• _Document extract_
■ ■ ■
Wednesday, July 16, 2014

The Potty Progress Report

We are almost 4 weeks into potty training and at this point, we've dropped the word "training" and the diapers and pull-ups, too.

I am a little hesitant to write this post, one because I'm afraid it could jinx our accident free streak, but also because I always try to stay cognizant of that line of over sharing.  I truly never thought I'd post about potty training, but in the last few months I was always interested in reading others experiences and that's part of what I love most about blogging.  Connecting with a great group of supportive moms and sharing ideas, experiences, and stories.   At the same time, this is a story and experience I share with Ashlynn and I don't want to put all the details out on the internet for her to be embarrassed later on, because I'd probably die if roles were reversed.


You can read my "potty prep" post here.


Basically, here's what worked and what didn't.  I had planned to do a "modified 3-day method" meaning ditching diapers cold turkey, except I was going to use Pull-Ups at nap and bedtime since we still had issues with waking dry.  I'll quickly say the method I used evolved to sticking with what was working for us and changing what wasn't.
■ ■ ■
• _Task requirements_
[1] According to the potty training post, how far into potty training is the family?
[2] Rewrite the potty training post from "I am a little hesitant to" up to and including "roles were reversed.", putting "reluctant" in place of "hesitant".
The listing that follows comes from a separate source.

• _Supplied material_
■ ■ ■
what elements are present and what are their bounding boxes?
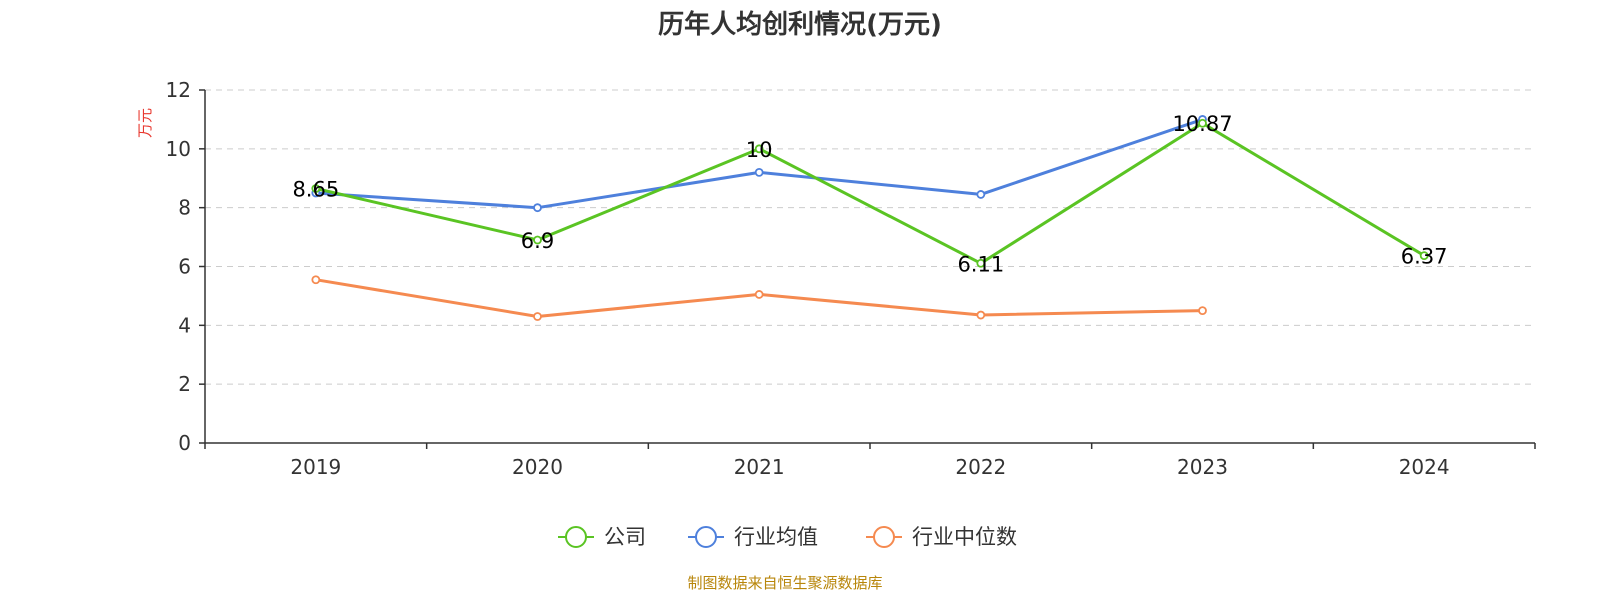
■ ■ ■
• _Answers in order_
[1] Almost 4 weeks.

[2]
I am a little reluctant to write this post, one because I'm afraid it could jinx our accident free streak, but also because I always try to stay cognizant of that line of over sharing.  I truly never thought I'd post about potty training, but in the last few months I was always interested in reading others experiences and that's part of what I love most about blogging.  Connecting with a great group of supportive moms and sharing ideas, experiences, and stories.   At the same time, this is a story and experience I share with Ashlynn and I don't want to put all the details out on the internet for her to be embarrassed later on, because I'd probably die if roles were reversed.